#### [Objective]
Pull out every line of the listing below where "Office" appears.

—————

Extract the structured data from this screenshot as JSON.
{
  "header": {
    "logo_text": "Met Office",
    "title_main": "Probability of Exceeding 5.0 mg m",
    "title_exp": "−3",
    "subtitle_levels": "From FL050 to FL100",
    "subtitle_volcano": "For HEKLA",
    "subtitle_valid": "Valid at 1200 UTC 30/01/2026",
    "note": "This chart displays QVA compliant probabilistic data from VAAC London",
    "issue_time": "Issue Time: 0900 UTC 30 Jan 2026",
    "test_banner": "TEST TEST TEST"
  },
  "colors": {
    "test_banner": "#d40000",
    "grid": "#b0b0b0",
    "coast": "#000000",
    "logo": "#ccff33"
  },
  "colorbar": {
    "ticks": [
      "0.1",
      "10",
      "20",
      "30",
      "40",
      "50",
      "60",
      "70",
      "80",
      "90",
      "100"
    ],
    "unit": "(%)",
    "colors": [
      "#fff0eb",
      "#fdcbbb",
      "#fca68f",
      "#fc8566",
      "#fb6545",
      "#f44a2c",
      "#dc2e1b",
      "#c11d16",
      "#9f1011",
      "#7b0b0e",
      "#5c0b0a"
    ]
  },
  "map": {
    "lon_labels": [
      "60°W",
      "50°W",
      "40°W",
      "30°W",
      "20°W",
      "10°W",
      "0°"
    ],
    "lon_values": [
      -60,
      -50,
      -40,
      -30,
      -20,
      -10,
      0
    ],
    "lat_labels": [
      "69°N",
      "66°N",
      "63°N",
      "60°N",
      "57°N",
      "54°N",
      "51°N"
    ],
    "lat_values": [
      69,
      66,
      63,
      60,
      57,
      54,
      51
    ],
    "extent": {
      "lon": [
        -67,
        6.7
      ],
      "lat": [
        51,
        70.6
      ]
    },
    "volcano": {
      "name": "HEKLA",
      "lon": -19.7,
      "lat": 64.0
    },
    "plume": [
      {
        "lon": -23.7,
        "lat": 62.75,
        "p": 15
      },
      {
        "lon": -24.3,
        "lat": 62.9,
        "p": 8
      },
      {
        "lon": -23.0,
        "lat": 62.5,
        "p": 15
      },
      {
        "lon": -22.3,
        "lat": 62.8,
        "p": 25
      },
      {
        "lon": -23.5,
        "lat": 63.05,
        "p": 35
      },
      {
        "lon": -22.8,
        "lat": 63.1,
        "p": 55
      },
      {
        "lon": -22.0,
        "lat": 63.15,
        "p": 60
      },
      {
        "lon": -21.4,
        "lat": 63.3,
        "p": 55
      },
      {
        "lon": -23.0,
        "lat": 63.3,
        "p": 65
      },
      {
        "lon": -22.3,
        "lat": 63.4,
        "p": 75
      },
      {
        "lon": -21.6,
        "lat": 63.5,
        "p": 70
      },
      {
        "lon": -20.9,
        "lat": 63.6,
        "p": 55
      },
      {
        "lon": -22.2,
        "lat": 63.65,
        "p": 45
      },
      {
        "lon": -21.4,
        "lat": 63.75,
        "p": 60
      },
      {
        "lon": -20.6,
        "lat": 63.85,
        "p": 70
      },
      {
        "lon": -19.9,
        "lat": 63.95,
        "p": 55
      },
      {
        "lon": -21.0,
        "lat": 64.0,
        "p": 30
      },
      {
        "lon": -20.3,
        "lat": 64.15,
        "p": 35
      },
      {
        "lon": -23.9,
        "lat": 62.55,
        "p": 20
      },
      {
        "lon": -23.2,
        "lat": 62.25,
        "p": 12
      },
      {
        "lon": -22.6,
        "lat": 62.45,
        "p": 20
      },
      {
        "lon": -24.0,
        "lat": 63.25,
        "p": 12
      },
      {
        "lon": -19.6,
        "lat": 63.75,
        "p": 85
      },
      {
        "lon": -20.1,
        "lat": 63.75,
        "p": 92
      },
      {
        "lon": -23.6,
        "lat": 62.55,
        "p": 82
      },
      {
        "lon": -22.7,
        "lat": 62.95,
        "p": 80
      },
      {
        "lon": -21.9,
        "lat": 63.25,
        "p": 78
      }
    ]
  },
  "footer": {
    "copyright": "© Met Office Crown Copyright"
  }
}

—————

#### [Finished answer]
    "logo_text": "Met Office",
    "copyright": "© Met Office Crown Copyright"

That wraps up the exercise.